• **Stored records**:
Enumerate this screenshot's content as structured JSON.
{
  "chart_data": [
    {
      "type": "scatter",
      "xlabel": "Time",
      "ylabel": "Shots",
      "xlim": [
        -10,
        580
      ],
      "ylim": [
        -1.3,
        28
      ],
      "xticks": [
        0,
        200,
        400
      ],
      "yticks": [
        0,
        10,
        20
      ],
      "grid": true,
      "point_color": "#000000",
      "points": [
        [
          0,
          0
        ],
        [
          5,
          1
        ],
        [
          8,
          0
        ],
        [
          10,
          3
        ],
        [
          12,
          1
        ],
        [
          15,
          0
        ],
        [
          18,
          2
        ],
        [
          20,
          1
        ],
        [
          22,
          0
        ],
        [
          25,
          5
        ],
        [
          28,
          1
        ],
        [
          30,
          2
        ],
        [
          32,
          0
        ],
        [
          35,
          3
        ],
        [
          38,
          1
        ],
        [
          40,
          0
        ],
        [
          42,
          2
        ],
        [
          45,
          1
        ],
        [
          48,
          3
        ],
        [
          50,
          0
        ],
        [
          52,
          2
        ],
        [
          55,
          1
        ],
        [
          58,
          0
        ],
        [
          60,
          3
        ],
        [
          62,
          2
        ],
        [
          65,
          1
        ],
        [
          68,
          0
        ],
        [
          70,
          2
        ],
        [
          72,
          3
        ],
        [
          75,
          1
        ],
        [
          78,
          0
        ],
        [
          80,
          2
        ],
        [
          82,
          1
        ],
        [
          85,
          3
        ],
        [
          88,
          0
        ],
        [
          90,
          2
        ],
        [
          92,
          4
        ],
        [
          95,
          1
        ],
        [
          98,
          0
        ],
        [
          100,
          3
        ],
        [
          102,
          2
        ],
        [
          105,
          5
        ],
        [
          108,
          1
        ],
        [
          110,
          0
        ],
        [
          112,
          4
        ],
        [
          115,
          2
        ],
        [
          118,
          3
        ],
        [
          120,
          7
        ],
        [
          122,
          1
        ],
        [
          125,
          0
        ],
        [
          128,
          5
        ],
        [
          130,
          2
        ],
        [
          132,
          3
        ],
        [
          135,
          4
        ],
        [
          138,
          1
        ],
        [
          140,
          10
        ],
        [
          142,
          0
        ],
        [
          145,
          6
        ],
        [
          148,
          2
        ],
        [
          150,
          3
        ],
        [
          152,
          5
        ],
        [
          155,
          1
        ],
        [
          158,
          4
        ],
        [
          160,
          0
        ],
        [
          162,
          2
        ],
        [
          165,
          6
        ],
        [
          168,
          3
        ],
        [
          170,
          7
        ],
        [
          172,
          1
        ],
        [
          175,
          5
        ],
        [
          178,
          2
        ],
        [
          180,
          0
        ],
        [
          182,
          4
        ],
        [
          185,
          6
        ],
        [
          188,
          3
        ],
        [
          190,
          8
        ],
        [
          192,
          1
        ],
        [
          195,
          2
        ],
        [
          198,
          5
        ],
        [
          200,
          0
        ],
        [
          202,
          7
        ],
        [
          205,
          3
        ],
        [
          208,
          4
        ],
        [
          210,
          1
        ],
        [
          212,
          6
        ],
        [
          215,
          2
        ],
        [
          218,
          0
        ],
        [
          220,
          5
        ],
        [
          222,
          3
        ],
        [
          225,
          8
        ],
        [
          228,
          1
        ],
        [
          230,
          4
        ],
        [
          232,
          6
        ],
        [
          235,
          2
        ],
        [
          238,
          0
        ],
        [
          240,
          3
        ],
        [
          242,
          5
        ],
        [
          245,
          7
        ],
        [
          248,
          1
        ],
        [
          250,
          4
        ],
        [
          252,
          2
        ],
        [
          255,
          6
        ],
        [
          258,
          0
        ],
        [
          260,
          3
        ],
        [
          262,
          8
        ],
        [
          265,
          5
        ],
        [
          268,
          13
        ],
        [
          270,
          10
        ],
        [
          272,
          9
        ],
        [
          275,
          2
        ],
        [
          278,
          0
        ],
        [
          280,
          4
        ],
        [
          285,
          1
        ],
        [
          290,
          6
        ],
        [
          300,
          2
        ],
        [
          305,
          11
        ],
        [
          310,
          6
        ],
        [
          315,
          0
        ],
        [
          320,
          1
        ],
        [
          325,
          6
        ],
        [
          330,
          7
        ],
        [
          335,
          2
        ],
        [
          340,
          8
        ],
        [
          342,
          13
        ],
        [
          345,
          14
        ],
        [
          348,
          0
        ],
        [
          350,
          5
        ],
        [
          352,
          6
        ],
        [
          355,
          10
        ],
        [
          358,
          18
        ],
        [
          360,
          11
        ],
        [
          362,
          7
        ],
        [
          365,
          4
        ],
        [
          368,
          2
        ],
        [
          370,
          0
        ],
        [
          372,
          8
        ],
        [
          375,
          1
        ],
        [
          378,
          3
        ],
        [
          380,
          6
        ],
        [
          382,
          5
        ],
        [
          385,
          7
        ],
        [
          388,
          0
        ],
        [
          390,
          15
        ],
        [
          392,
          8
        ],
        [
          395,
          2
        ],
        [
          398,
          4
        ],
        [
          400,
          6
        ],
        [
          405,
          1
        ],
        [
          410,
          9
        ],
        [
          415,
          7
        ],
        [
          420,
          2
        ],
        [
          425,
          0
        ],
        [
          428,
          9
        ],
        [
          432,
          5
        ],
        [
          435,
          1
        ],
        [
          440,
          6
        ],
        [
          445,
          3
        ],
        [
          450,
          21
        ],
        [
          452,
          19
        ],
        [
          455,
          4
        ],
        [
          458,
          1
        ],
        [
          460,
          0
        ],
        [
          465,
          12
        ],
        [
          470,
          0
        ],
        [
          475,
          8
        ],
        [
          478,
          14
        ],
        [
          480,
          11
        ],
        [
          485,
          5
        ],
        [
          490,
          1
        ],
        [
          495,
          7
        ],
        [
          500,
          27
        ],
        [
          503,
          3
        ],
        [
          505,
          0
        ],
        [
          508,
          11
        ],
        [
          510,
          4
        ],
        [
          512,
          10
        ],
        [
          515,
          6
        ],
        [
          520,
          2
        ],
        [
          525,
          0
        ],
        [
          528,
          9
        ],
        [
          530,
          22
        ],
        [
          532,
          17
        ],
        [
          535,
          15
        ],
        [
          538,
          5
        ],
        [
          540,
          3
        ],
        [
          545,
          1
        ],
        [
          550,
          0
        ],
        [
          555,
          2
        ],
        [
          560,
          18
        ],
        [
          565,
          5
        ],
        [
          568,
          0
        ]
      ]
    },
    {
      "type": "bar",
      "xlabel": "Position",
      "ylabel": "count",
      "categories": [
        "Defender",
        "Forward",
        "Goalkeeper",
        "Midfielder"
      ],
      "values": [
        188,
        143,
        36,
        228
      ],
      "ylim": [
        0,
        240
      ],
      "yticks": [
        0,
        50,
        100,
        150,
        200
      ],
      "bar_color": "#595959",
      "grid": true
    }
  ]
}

• **What is being asked**:
Extract the complete listing above, reproducing each line exactly.

• **Task result**:
Enumerate this screenshot's content as structured JSON.
{
  "chart_data": [
    {
      "type": "scatter",
      "xlabel": "Time",
      "ylabel": "Shots",
      "xlim": [
        -10,
        580
      ],
      "ylim": [
        -1.3,
        28
      ],
      "xticks": [
        0,
        200,
        400
      ],
      "yticks": [
        0,
        10,
        20
      ],
      "grid": true,
      "point_color": "#000000",
      "points": [
        [
          0,
          0
        ],
        [
          5,
          1
        ],
        [
          8,
          0
        ],
        [
          10,
          3
        ],
        [
          12,
          1
        ],
        [
          15,
          0
        ],
        [
          18,
          2
        ],
        [
          20,
          1
        ],
        [
          22,
          0
        ],
        [
          25,
          5
        ],
        [
          28,
          1
        ],
        [
          30,
          2
        ],
        [
          32,
          0
        ],
        [
          35,
          3
        ],
        [
          38,
          1
        ],
        [
          40,
          0
        ],
        [
          42,
          2
        ],
        [
          45,
          1
        ],
        [
          48,
          3
        ],
        [
          50,
          0
        ],
        [
          52,
          2
        ],
        [
          55,
          1
        ],
        [
          58,
          0
        ],
        [
          60,
          3
        ],
        [
          62,
          2
        ],
        [
          65,
          1
        ],
        [
          68,
          0
        ],
        [
          70,
          2
        ],
        [
          72,
          3
        ],
        [
          75,
          1
        ],
        [
          78,
          0
        ],
        [
          80,
          2
        ],
        [
          82,
          1
        ],
        [
          85,
          3
        ],
        [
          88,
          0
        ],
        [
          90,
          2
        ],
        [
          92,
          4
        ],
        [
          95,
          1
        ],
        [
          98,
          0
        ],
        [
          100,
          3
        ],
        [
          102,
          2
        ],
        [
          105,
          5
        ],
        [
          108,
          1
        ],
        [
          110,
          0
        ],
        [
          112,
          4
        ],
        [
          115,
          2
        ],
        [
          118,
          3
        ],
        [
          120,
          7
        ],
        [
          122,
          1
        ],
        [
          125,
          0
        ],
        [
          128,
          5
        ],
        [
          130,
          2
        ],
        [
          132,
          3
        ],
        [
          135,
          4
        ],
        [
          138,
          1
        ],
        [
          140,
          10
        ],
        [
          142,
          0
        ],
        [
          145,
          6
        ],
        [
          148,
          2
        ],
        [
          150,
          3
        ],
        [
          152,
          5
        ],
        [
          155,
          1
        ],
        [
          158,
          4
        ],
        [
          160,
          0
        ],
        [
          162,
          2
        ],
        [
          165,
          6
        ],
        [
          168,
          3
        ],
        [
          170,
          7
        ],
        [
          172,
          1
        ],
        [
          175,
          5
        ],
        [
          178,
          2
        ],
        [
          180,
          0
        ],
        [
          182,
          4
        ],
        [
          185,
          6
        ],
        [
          188,
          3
        ],
        [
          190,
          8
        ],
        [
          192,
          1
        ],
        [
          195,
          2
        ],
        [
          198,
          5
        ],
        [
          200,
          0
        ],
        [
          202,
          7
        ],
        [
          205,
          3
        ],
        [
          208,
          4
        ],
        [
          210,
          1
        ],
        [
          212,
          6
        ],
        [
          215,
          2
        ],
        [
          218,
          0
        ],
        [
          220,
          5
        ],
        [
          222,
          3
        ],
        [
          225,
          8
        ],
        [
          228,
          1
        ],
        [
          230,
          4
        ],
        [
          232,
          6
        ],
        [
          235,
          2
        ],
        [
          238,
          0
        ],
        [
          240,
          3
        ],
        [
          242,
          5
        ],
        [
          245,
          7
        ],
        [
          248,
          1
        ],
        [
          250,
          4
        ],
        [
          252,
          2
        ],
        [
          255,
          6
        ],
        [
          258,
          0
        ],
        [
          260,
          3
        ],
        [
          262,
          8
        ],
        [
          265,
          5
        ],
        [
          268,
          13
        ],
        [
          270,
          10
        ],
        [
          272,
          9
        ],
        [
          275,
          2
        ],
        [
          278,
          0
        ],
        [
          280,
          4
        ],
        [
          285,
          1
        ],
        [
          290,
          6
        ],
        [
          300,
          2
        ],
        [
          305,
          11
        ],
        [
          310,
          6
        ],
        [
          315,
          0
        ],
        [
          320,
          1
        ],
        [
          325,
          6
        ],
        [
          330,
          7
        ],
        [
          335,
          2
        ],
        [
          340,
          8
        ],
        [
          342,
          13
        ],
        [
          345,
          14
        ],
        [
          348,
          0
        ],
        [
          350,
          5
        ],
        [
          352,
          6
        ],
        [
          355,
          10
        ],
        [
          358,
          18
        ],
        [
          360,
          11
        ],
        [
          362,
          7
        ],
        [
          365,
          4
        ],
        [
          368,
          2
        ],
        [
          370,
          0
        ],
        [
          372,
          8
        ],
        [
          375,
          1
        ],
        [
          378,
          3
        ],
        [
          380,
          6
        ],
        [
          382,
          5
        ],
        [
          385,
          7
        ],
        [
          388,
          0
        ],
        [
          390,
          15
        ],
        [
          392,
          8
        ],
        [
          395,
          2
        ],
        [
          398,
          4
        ],
        [
          400,
          6
        ],
        [
          405,
          1
        ],
        [
          410,
          9
        ],
        [
          415,
          7
        ],
        [
          420,
          2
        ],
        [
          425,
          0
        ],
        [
          428,
          9
        ],
        [
          432,
          5
        ],
        [
          435,
          1
        ],
        [
          440,
          6
        ],
        [
          445,
          3
        ],
        [
          450,
          21
        ],
        [
          452,
          19
        ],
        [
          455,
          4
        ],
        [
          458,
          1
        ],
        [
          460,
          0
        ],
        [
          465,
          12
        ],
        [
          470,
          0
        ],
        [
          475,
          8
        ],
        [
          478,
          14
        ],
        [
          480,
          11
        ],
        [
          485,
          5
        ],
        [
          490,
          1
        ],
        [
          495,
          7
        ],
        [
          500,
          27
        ],
        [
          503,
          3
        ],
        [
          505,
          0
        ],
        [
          508,
          11
        ],
        [
          510,
          4
        ],
        [
          512,
          10
        ],
        [
          515,
          6
        ],
        [
          520,
          2
        ],
        [
          525,
          0
        ],
        [
          528,
          9
        ],
        [
          530,
          22
        ],
        [
          532,
          17
        ],
        [
          535,
          15
        ],
        [
          538,
          5
        ],
        [
          540,
          3
        ],
        [
          545,
          1
        ],
        [
          550,
          0
        ],
        [
          555,
          2
        ],
        [
          560,
          18
        ],
        [
          565,
          5
        ],
        [
          568,
          0
        ]
      ]
    },
    {
      "type": "bar",
      "xlabel": "Position",
      "ylabel": "count",
      "categories": [
        "Defender",
        "Forward",
        "Goalkeeper",
        "Midfielder"
      ],
      "values": [
        188,
        143,
        36,
        228
      ],
      "ylim": [
        0,
        240
      ],
      "yticks": [
        0,
        50,
        100,
        150,
        200
      ],
      "bar_color": "#595959",
      "grid": true
    }
  ]
}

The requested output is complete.